* **AIM**:
Repeat, without any change, the entries presented below.

* **EXCERPTED RECORDS**:
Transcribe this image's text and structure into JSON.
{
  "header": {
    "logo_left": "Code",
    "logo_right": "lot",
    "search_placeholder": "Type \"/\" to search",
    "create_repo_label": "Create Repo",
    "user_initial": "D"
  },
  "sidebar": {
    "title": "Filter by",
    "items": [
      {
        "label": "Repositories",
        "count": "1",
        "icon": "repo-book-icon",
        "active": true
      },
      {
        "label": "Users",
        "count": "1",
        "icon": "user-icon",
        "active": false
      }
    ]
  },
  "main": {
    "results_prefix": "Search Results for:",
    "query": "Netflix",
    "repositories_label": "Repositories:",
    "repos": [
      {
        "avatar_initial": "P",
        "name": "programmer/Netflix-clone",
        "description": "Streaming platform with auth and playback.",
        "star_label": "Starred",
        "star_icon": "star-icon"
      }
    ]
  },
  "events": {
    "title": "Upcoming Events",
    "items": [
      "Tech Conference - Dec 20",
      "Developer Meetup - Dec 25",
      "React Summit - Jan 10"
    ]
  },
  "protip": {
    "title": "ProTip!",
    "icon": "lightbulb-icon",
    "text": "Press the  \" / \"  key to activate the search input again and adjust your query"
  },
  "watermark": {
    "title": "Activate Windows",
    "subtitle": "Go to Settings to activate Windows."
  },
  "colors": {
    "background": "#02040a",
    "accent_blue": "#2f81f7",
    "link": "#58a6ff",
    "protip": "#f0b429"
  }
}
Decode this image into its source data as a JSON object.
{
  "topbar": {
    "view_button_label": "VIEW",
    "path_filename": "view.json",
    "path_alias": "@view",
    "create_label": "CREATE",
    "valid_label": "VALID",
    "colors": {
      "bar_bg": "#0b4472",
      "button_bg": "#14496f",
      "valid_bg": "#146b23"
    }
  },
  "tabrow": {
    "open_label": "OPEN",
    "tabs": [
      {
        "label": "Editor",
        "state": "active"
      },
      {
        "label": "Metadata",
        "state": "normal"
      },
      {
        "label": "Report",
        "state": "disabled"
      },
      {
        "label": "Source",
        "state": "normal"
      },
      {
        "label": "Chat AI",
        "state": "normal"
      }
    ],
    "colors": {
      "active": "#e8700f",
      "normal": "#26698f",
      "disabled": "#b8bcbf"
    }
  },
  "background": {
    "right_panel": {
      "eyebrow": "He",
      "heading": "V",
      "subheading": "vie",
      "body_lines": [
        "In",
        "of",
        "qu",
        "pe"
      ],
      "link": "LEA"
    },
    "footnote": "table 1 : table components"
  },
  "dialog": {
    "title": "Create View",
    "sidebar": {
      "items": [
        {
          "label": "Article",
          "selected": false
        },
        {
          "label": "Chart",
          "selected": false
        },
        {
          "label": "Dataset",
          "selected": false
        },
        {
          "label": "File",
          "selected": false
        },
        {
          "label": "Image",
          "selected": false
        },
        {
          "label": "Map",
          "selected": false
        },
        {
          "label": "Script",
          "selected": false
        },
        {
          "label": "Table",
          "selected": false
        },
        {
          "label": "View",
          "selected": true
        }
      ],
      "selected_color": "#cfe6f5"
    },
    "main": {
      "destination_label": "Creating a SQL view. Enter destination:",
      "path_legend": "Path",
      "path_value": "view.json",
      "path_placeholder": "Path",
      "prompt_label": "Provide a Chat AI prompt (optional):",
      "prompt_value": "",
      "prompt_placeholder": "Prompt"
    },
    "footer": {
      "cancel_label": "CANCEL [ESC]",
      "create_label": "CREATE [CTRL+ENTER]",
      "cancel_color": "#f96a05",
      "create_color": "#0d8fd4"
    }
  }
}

* **RESULT BELOW**:
Transcribe this image's text and structure into JSON.
{
  "header": {
    "logo_left": "Code",
    "logo_right": "lot",
    "search_placeholder": "Type \"/\" to search",
    "create_repo_label": "Create Repo",
    "user_initial": "D"
  },
  "sidebar": {
    "title": "Filter by",
    "items": [
      {
        "label": "Repositories",
        "count": "1",
        "icon": "repo-book-icon",
        "active": true
      },
      {
        "label": "Users",
        "count": "1",
        "icon": "user-icon",
        "active": false
      }
    ]
  },
  "main": {
    "results_prefix": "Search Results for:",
    "query": "Netflix",
    "repositories_label": "Repositories:",
    "repos": [
      {
        "avatar_initial": "P",
        "name": "programmer/Netflix-clone",
        "description": "Streaming platform with auth and playback.",
        "star_label": "Starred",
        "star_icon": "star-icon"
      }
    ]
  },
  "events": {
    "title": "Upcoming Events",
    "items": [
      "Tech Conference - Dec 20",
      "Developer Meetup - Dec 25",
      "React Summit - Jan 10"
    ]
  },
  "protip": {
    "title": "ProTip!",
    "icon": "lightbulb-icon",
    "text": "Press the  \" / \"  key to activate the search input again and adjust your query"
  },
  "watermark": {
    "title": "Activate Windows",
    "subtitle": "Go to Settings to activate Windows."
  },
  "colors": {
    "background": "#02040a",
    "accent_blue": "#2f81f7",
    "link": "#58a6ff",
    "protip": "#f0b429"
  }
}
Decode this image into its source data as a JSON object.
{
  "topbar": {
    "view_button_label": "VIEW",
    "path_filename": "view.json",
    "path_alias": "@view",
    "create_label": "CREATE",
    "valid_label": "VALID",
    "colors": {
      "bar_bg": "#0b4472",
      "button_bg": "#14496f",
      "valid_bg": "#146b23"
    }
  },
  "tabrow": {
    "open_label": "OPEN",
    "tabs": [
      {
        "label": "Editor",
        "state": "active"
      },
      {
        "label": "Metadata",
        "state": "normal"
      },
      {
        "label": "Report",
        "state": "disabled"
      },
      {
        "label": "Source",
        "state": "normal"
      },
      {
        "label": "Chat AI",
        "state": "normal"
      }
    ],
    "colors": {
      "active": "#e8700f",
      "normal": "#26698f",
      "disabled": "#b8bcbf"
    }
  },
  "background": {
    "right_panel": {
      "eyebrow": "He",
      "heading": "V",
      "subheading": "vie",
      "body_lines": [
        "In",
        "of",
        "qu",
        "pe"
      ],
      "link": "LEA"
    },
    "footnote": "table 1 : table components"
  },
  "dialog": {
    "title": "Create View",
    "sidebar": {
      "items": [
        {
          "label": "Article",
          "selected": false
        },
        {
          "label": "Chart",
          "selected": false
        },
        {
          "label": "Dataset",
          "selected": false
        },
        {
          "label": "File",
          "selected": false
        },
        {
          "label": "Image",
          "selected": false
        },
        {
          "label": "Map",
          "selected": false
        },
        {
          "label": "Script",
          "selected": false
        },
        {
          "label": "Table",
          "selected": false
        },
        {
          "label": "View",
          "selected": true
        }
      ],
      "selected_color": "#cfe6f5"
    },
    "main": {
      "destination_label": "Creating a SQL view. Enter destination:",
      "path_legend": "Path",
      "path_value": "view.json",
      "path_placeholder": "Path",
      "prompt_label": "Provide a Chat AI prompt (optional):",
      "prompt_value": "",
      "prompt_placeholder": "Prompt"
    },
    "footer": {
      "cancel_label": "CANCEL [ESC]",
      "create_label": "CREATE [CTRL+ENTER]",
      "cancel_color": "#f96a05",
      "create_color": "#0d8fd4"
    }
  }
}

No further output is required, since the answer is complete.